Dataset excerpt
····················

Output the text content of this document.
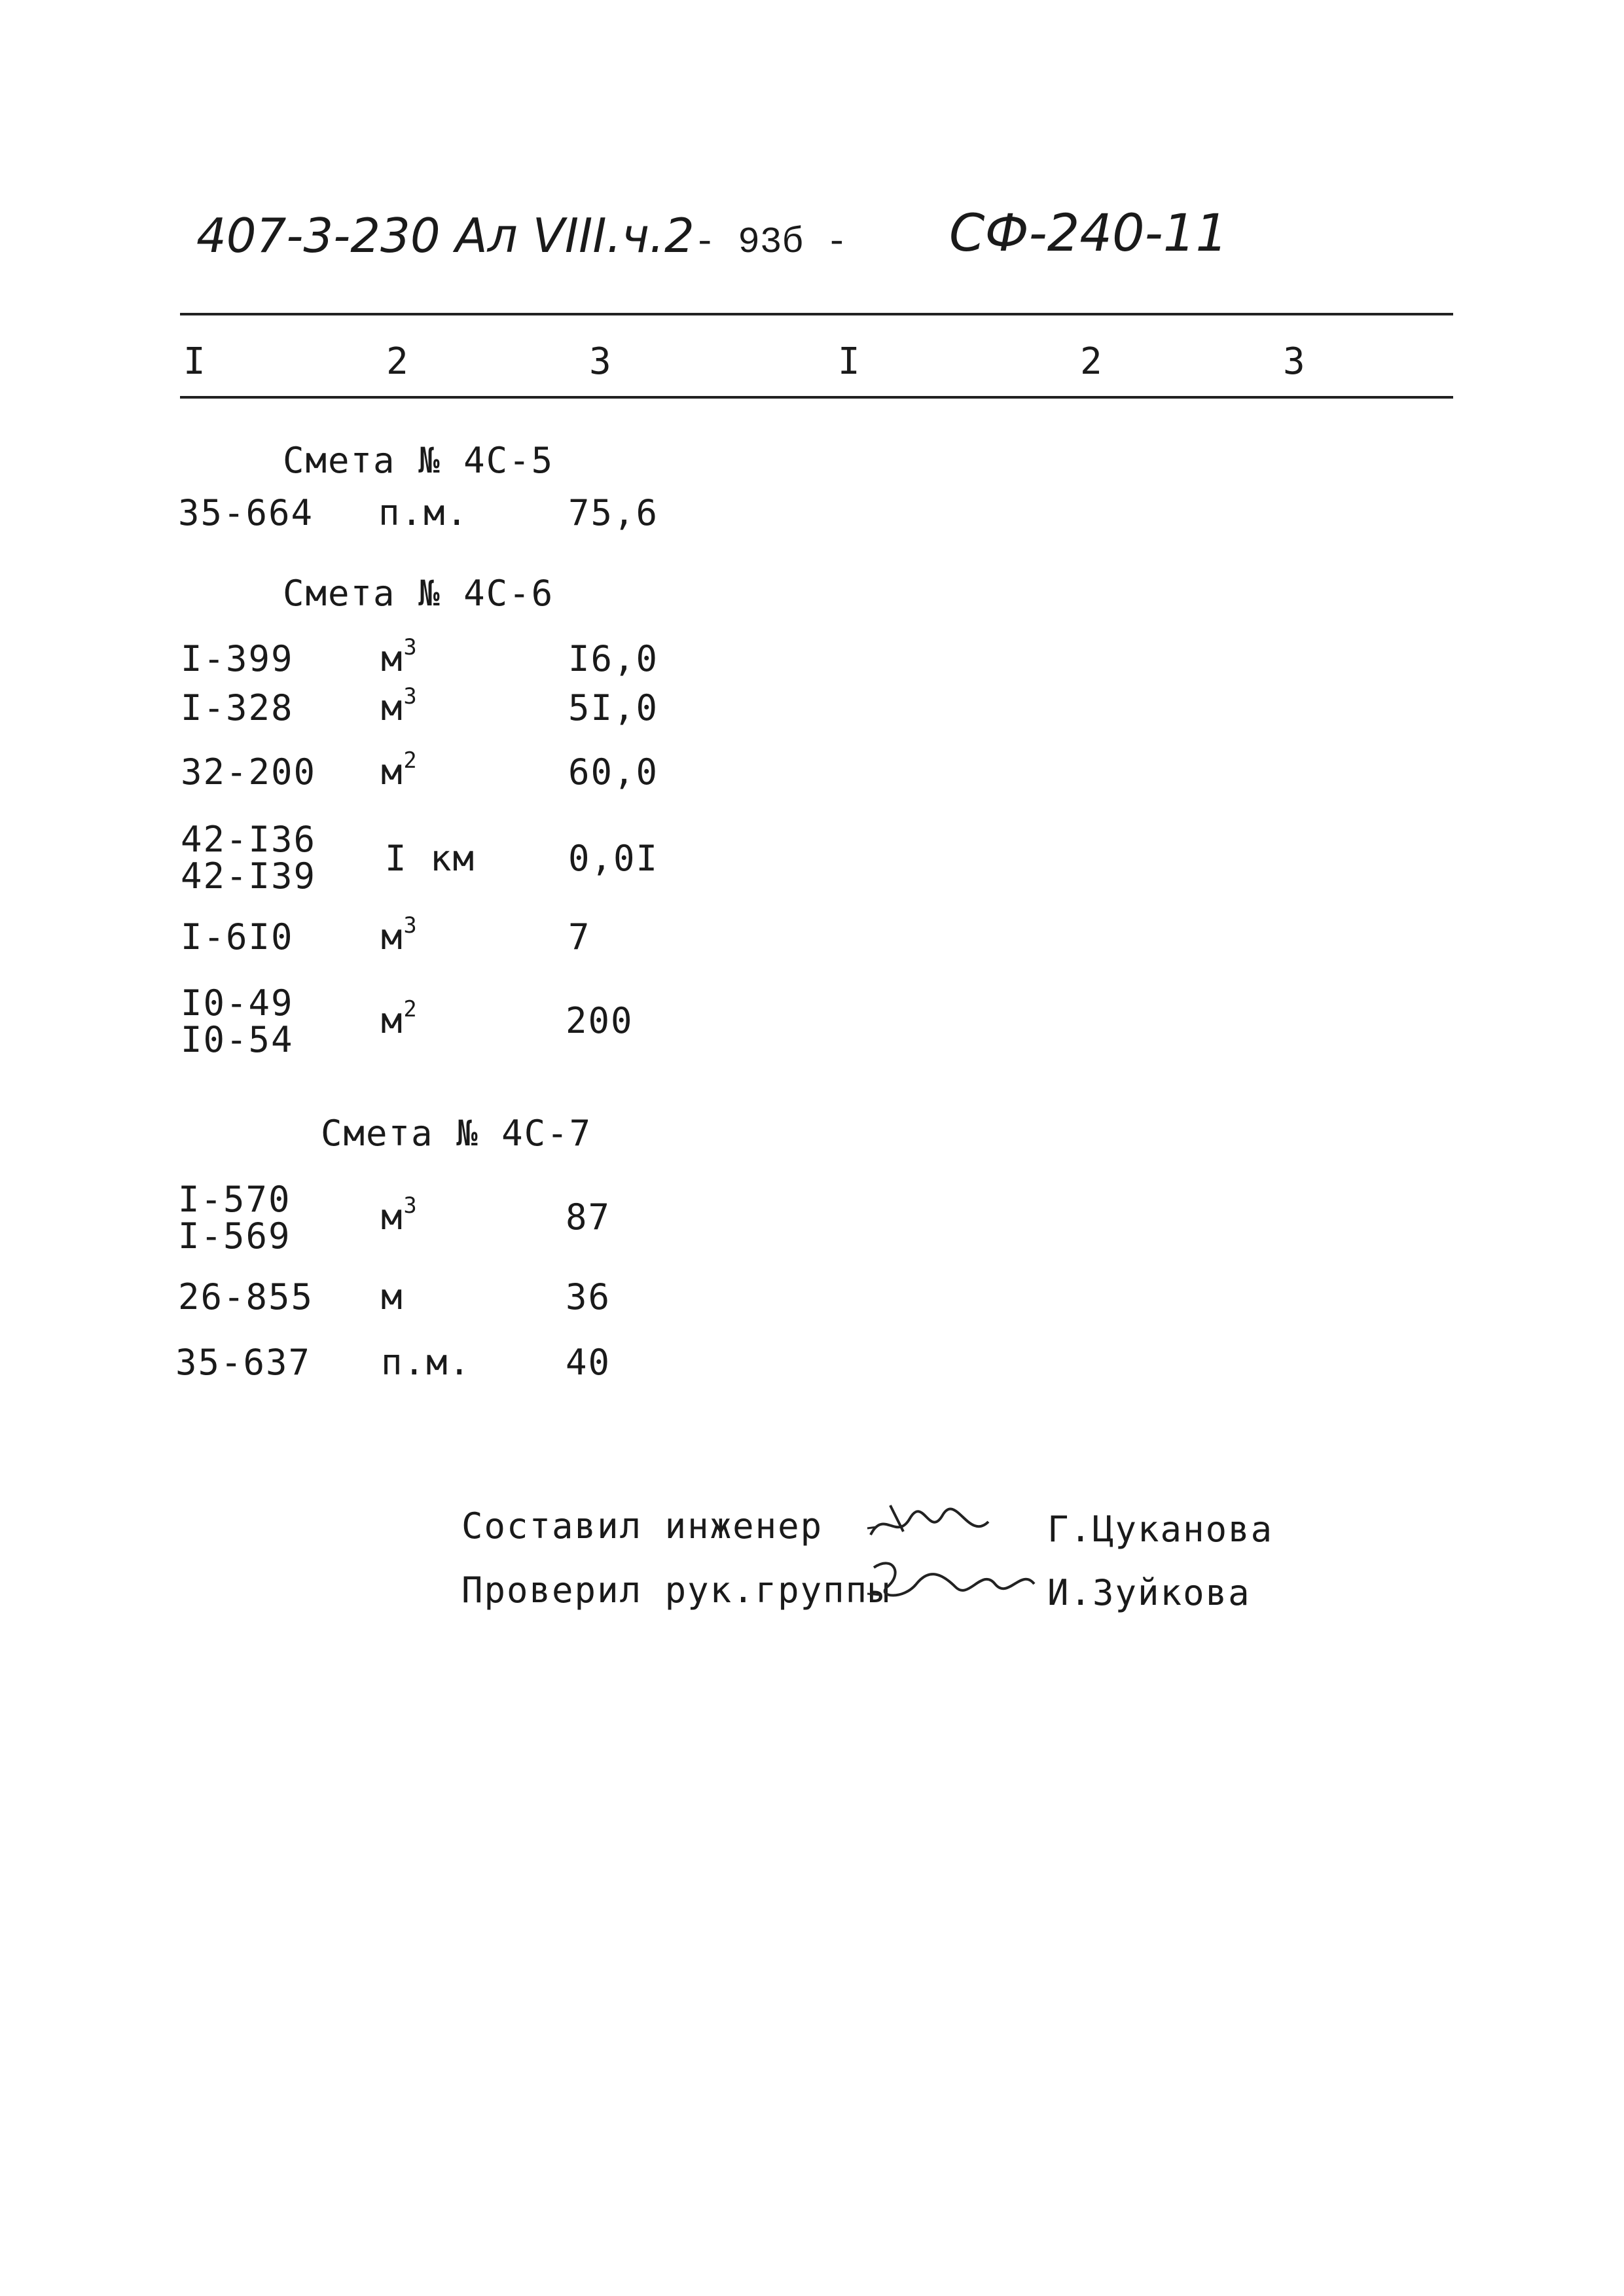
407-3-230 Ал VIII.ч.2 - 93б - СФ-240-11
I	2	3	I	2	3
Смета № 4С-5
35-664 п.м.	75,6
Смета № 4С-6
I-399 $м^3$	I6,0
I-328 $м^3$	5I,0
32-200 $м^2$	60,0
42-I36
42-I39 I км	0,0I
I-6I0 $м^3$	7
I0-49
I0-54 $м^2$	200
Смета № 4С-7
I-570
I-569	$м^3$	87
26-855 м	36
35-637 п.м.	40
Составил инженер	Г.Цуканова
Проверил рук.группы	И.Зуйкова
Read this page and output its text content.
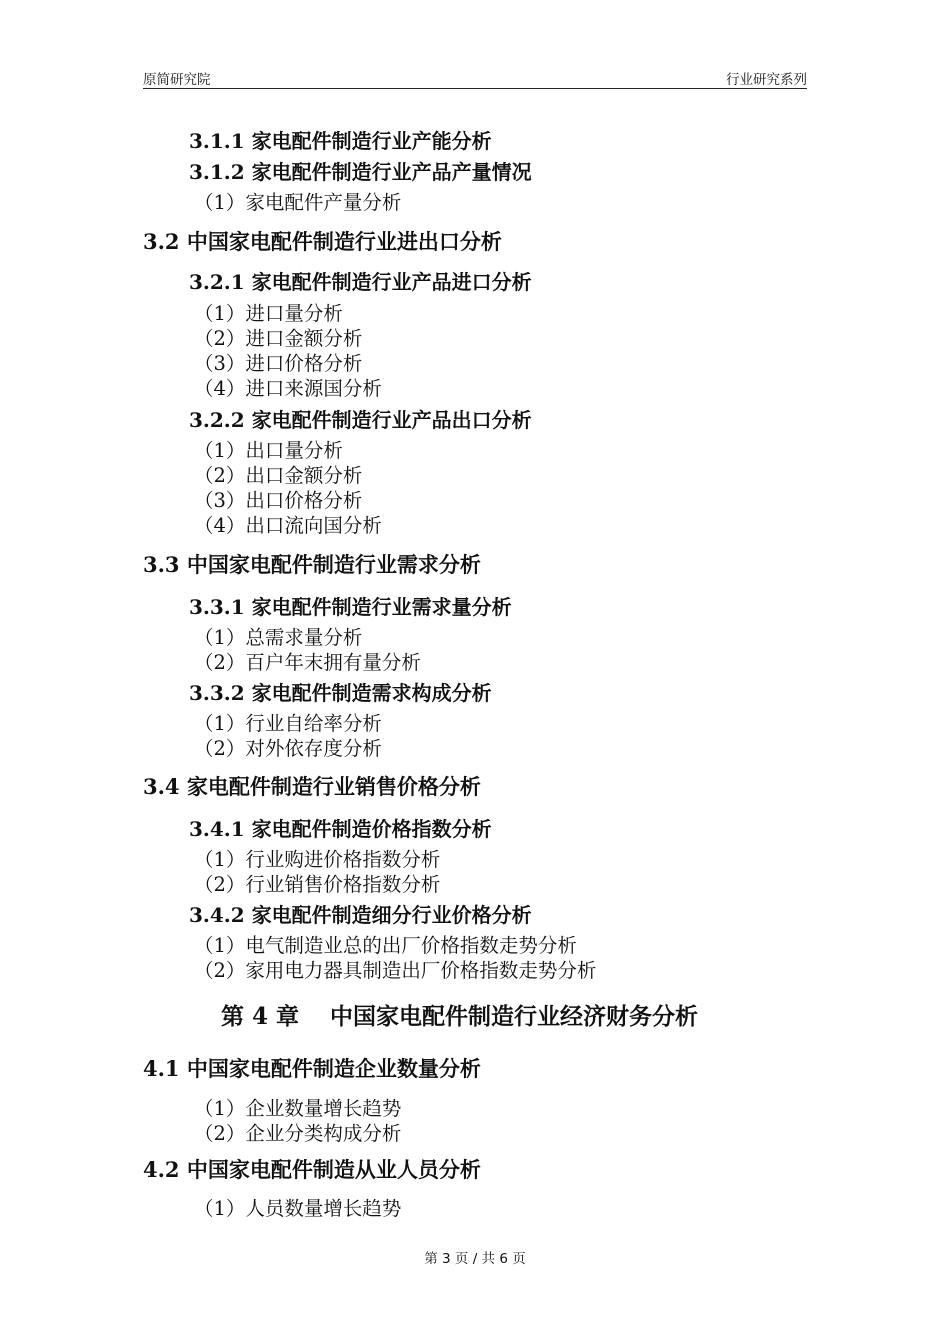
原简研究院	行业研究系列
3.1.1 家电配件制造行业产能分析
3.1.2 家电配件制造行业产品产量情况
（1）家电配件产量分析
3.2 中国家电配件制造行业进出口分析
3.2.1 家电配件制造行业产品进口分析
（1）进口量分析
（2）进口金额分析
（3）进口价格分析
（4）进口来源国分析
3.2.2 家电配件制造行业产品出口分析
（1）出口量分析
（2）出口金额分析
（3）出口价格分析
（4）出口流向国分析
3.3 中国家电配件制造行业需求分析
3.3.1 家电配件制造行业需求量分析
（1）总需求量分析
（2）百户年末拥有量分析
3.3.2 家电配件制造需求构成分析
（1）行业自给率分析
（2）对外依存度分析
3.4 家电配件制造行业销售价格分析
3.4.1 家电配件制造价格指数分析
（1）行业购进价格指数分析
（2）行业销售价格指数分析
3.4.2 家电配件制造细分行业价格分析
（1）电气制造业总的出厂价格指数走势分析
（2）家用电力器具制造出厂价格指数走势分析
第 4 章　 中国家电配件制造行业经济财务分析
4.1 中国家电配件制造企业数量分析
（1）企业数量增长趋势
（2）企业分类构成分析
4.2 中国家电配件制造从业人员分析
（1）人员数量增长趋势
第 3 页 / 共 6 页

····················

** WHAT THIS TASK INVOLVES **
Count each line above in which the string "content" appears, then state only the total.

** CORRECT OUTPUT **
2